**Exercise prompt**.
Copy every line of the listing exactly.

-- BEGIN Entries --

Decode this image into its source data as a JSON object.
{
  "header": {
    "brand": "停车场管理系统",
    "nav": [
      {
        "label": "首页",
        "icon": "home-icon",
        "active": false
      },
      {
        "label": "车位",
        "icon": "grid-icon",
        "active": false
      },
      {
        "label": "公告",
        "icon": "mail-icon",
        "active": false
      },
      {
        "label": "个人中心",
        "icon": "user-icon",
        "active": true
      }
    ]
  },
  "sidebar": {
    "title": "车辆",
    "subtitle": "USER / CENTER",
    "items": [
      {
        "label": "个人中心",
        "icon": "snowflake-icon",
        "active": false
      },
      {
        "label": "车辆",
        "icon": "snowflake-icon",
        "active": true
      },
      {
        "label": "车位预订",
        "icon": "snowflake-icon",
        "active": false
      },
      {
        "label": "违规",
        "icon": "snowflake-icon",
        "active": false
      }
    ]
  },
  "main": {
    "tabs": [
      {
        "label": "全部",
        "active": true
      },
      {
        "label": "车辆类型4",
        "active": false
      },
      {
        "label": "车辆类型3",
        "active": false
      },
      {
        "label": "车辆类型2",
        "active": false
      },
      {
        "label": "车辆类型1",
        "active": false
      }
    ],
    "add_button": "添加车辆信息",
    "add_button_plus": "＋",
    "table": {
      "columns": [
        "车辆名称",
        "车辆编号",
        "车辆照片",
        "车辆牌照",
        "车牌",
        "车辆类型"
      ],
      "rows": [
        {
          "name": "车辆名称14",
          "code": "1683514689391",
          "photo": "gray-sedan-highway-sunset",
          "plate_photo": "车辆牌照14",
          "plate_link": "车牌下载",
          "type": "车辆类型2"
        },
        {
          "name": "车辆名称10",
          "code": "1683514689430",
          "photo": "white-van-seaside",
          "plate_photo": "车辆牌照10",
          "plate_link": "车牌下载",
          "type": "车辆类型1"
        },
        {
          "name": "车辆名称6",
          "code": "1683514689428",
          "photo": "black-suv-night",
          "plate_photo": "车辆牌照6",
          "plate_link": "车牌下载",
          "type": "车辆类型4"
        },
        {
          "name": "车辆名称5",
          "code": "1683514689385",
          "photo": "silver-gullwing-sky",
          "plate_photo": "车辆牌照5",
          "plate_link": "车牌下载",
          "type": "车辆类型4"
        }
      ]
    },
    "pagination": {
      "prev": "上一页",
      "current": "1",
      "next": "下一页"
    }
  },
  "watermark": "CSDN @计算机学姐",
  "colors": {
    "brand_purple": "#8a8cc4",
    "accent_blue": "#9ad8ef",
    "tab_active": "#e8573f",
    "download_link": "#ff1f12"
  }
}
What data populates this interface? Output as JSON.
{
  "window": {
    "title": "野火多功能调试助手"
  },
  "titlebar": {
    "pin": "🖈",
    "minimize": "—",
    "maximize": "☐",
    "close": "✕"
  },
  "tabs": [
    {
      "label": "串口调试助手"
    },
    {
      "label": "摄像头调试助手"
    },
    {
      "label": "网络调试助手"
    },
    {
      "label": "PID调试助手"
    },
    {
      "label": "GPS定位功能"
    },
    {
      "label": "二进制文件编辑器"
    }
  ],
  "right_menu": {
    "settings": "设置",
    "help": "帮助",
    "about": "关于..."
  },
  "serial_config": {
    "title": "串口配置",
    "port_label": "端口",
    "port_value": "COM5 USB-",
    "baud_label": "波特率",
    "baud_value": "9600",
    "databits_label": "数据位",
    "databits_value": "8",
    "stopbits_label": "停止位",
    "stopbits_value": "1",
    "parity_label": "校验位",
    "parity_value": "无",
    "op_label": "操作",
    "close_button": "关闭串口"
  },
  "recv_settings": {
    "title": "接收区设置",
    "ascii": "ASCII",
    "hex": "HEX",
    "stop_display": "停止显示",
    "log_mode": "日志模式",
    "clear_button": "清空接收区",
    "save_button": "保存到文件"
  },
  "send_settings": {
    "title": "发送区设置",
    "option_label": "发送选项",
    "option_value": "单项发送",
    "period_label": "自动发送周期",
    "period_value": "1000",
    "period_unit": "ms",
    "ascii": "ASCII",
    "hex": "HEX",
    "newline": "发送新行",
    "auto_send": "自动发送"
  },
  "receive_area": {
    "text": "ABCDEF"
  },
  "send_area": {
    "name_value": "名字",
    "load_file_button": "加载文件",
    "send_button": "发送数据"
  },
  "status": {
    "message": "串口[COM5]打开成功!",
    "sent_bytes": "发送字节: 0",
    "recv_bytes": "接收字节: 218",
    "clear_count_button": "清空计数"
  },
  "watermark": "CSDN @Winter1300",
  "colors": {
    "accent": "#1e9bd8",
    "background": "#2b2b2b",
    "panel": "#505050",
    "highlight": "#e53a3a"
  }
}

-- END Entries --

**Reply to the task**.
Decode this image into its source data as a JSON object.
{
  "header": {
    "brand": "停车场管理系统",
    "nav": [
      {
        "label": "首页",
        "icon": "home-icon",
        "active": false
      },
      {
        "label": "车位",
        "icon": "grid-icon",
        "active": false
      },
      {
        "label": "公告",
        "icon": "mail-icon",
        "active": false
      },
      {
        "label": "个人中心",
        "icon": "user-icon",
        "active": true
      }
    ]
  },
  "sidebar": {
    "title": "车辆",
    "subtitle": "USER / CENTER",
    "items": [
      {
        "label": "个人中心",
        "icon": "snowflake-icon",
        "active": false
      },
      {
        "label": "车辆",
        "icon": "snowflake-icon",
        "active": true
      },
      {
        "label": "车位预订",
        "icon": "snowflake-icon",
        "active": false
      },
      {
        "label": "违规",
        "icon": "snowflake-icon",
        "active": false
      }
    ]
  },
  "main": {
    "tabs": [
      {
        "label": "全部",
        "active": true
      },
      {
        "label": "车辆类型4",
        "active": false
      },
      {
        "label": "车辆类型3",
        "active": false
      },
      {
        "label": "车辆类型2",
        "active": false
      },
      {
        "label": "车辆类型1",
        "active": false
      }
    ],
    "add_button": "添加车辆信息",
    "add_button_plus": "＋",
    "table": {
      "columns": [
        "车辆名称",
        "车辆编号",
        "车辆照片",
        "车辆牌照",
        "车牌",
        "车辆类型"
      ],
      "rows": [
        {
          "name": "车辆名称14",
          "code": "1683514689391",
          "photo": "gray-sedan-highway-sunset",
          "plate_photo": "车辆牌照14",
          "plate_link": "车牌下载",
          "type": "车辆类型2"
        },
        {
          "name": "车辆名称10",
          "code": "1683514689430",
          "photo": "white-van-seaside",
          "plate_photo": "车辆牌照10",
          "plate_link": "车牌下载",
          "type": "车辆类型1"
        },
        {
          "name": "车辆名称6",
          "code": "1683514689428",
          "photo": "black-suv-night",
          "plate_photo": "车辆牌照6",
          "plate_link": "车牌下载",
          "type": "车辆类型4"
        },
        {
          "name": "车辆名称5",
          "code": "1683514689385",
          "photo": "silver-gullwing-sky",
          "plate_photo": "车辆牌照5",
          "plate_link": "车牌下载",
          "type": "车辆类型4"
        }
      ]
    },
    "pagination": {
      "prev": "上一页",
      "current": "1",
      "next": "下一页"
    }
  },
  "watermark": "CSDN @计算机学姐",
  "colors": {
    "brand_purple": "#8a8cc4",
    "accent_blue": "#9ad8ef",
    "tab_active": "#e8573f",
    "download_link": "#ff1f12"
  }
}
What data populates this interface? Output as JSON.
{
  "window": {
    "title": "野火多功能调试助手"
  },
  "titlebar": {
    "pin": "🖈",
    "minimize": "—",
    "maximize": "☐",
    "close": "✕"
  },
  "tabs": [
    {
      "label": "串口调试助手"
    },
    {
      "label": "摄像头调试助手"
    },
    {
      "label": "网络调试助手"
    },
    {
      "label": "PID调试助手"
    },
    {
      "label": "GPS定位功能"
    },
    {
      "label": "二进制文件编辑器"
    }
  ],
  "right_menu": {
    "settings": "设置",
    "help": "帮助",
    "about": "关于..."
  },
  "serial_config": {
    "title": "串口配置",
    "port_label": "端口",
    "port_value": "COM5 USB-",
    "baud_label": "波特率",
    "baud_value": "9600",
    "databits_label": "数据位",
    "databits_value": "8",
    "stopbits_label": "停止位",
    "stopbits_value": "1",
    "parity_label": "校验位",
    "parity_value": "无",
    "op_label": "操作",
    "close_button": "关闭串口"
  },
  "recv_settings": {
    "title": "接收区设置",
    "ascii": "ASCII",
    "hex": "HEX",
    "stop_display": "停止显示",
    "log_mode": "日志模式",
    "clear_button": "清空接收区",
    "save_button": "保存到文件"
  },
  "send_settings": {
    "title": "发送区设置",
    "option_label": "发送选项",
    "option_value": "单项发送",
    "period_label": "自动发送周期",
    "period_value": "1000",
    "period_unit": "ms",
    "ascii": "ASCII",
    "hex": "HEX",
    "newline": "发送新行",
    "auto_send": "自动发送"
  },
  "receive_area": {
    "text": "ABCDEF"
  },
  "send_area": {
    "name_value": "名字",
    "load_file_button": "加载文件",
    "send_button": "发送数据"
  },
  "status": {
    "message": "串口[COM5]打开成功!",
    "sent_bytes": "发送字节: 0",
    "recv_bytes": "接收字节: 218",
    "clear_count_button": "清空计数"
  },
  "watermark": "CSDN @Winter1300",
  "colors": {
    "accent": "#1e9bd8",
    "background": "#2b2b2b",
    "panel": "#505050",
    "highlight": "#e53a3a"
  }
}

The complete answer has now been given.